*Stated task*:
Take down each entry exactly as written.

----------------------------------------

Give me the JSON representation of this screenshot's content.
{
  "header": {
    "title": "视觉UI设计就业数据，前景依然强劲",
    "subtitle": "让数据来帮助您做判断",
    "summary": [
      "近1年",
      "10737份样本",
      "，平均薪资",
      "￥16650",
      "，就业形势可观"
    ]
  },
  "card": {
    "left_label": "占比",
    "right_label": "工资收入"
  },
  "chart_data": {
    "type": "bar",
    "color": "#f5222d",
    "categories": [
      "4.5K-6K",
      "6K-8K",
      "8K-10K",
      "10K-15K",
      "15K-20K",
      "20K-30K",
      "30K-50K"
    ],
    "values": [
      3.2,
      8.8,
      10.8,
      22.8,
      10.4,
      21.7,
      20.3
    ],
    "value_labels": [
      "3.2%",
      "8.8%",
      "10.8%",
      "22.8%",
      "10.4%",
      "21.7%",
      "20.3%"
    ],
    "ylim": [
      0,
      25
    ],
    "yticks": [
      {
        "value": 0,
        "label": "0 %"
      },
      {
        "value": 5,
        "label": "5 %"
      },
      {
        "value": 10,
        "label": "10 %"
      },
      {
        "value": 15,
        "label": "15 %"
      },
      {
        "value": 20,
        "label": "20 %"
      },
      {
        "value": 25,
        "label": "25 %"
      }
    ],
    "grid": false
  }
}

----------------------------------------

*Output*:
Give me the JSON representation of this screenshot's content.
{
  "header": {
    "title": "视觉UI设计就业数据，前景依然强劲",
    "subtitle": "让数据来帮助您做判断",
    "summary": [
      "近1年",
      "10737份样本",
      "，平均薪资",
      "￥16650",
      "，就业形势可观"
    ]
  },
  "card": {
    "left_label": "占比",
    "right_label": "工资收入"
  },
  "chart_data": {
    "type": "bar",
    "color": "#f5222d",
    "categories": [
      "4.5K-6K",
      "6K-8K",
      "8K-10K",
      "10K-15K",
      "15K-20K",
      "20K-30K",
      "30K-50K"
    ],
    "values": [
      3.2,
      8.8,
      10.8,
      22.8,
      10.4,
      21.7,
      20.3
    ],
    "value_labels": [
      "3.2%",
      "8.8%",
      "10.8%",
      "22.8%",
      "10.4%",
      "21.7%",
      "20.3%"
    ],
    "ylim": [
      0,
      25
    ],
    "yticks": [
      {
        "value": 0,
        "label": "0 %"
      },
      {
        "value": 5,
        "label": "5 %"
      },
      {
        "value": 10,
        "label": "10 %"
      },
      {
        "value": 15,
        "label": "15 %"
      },
      {
        "value": 20,
        "label": "20 %"
      },
      {
        "value": 25,
        "label": "25 %"
      }
    ],
    "grid": false
  }
}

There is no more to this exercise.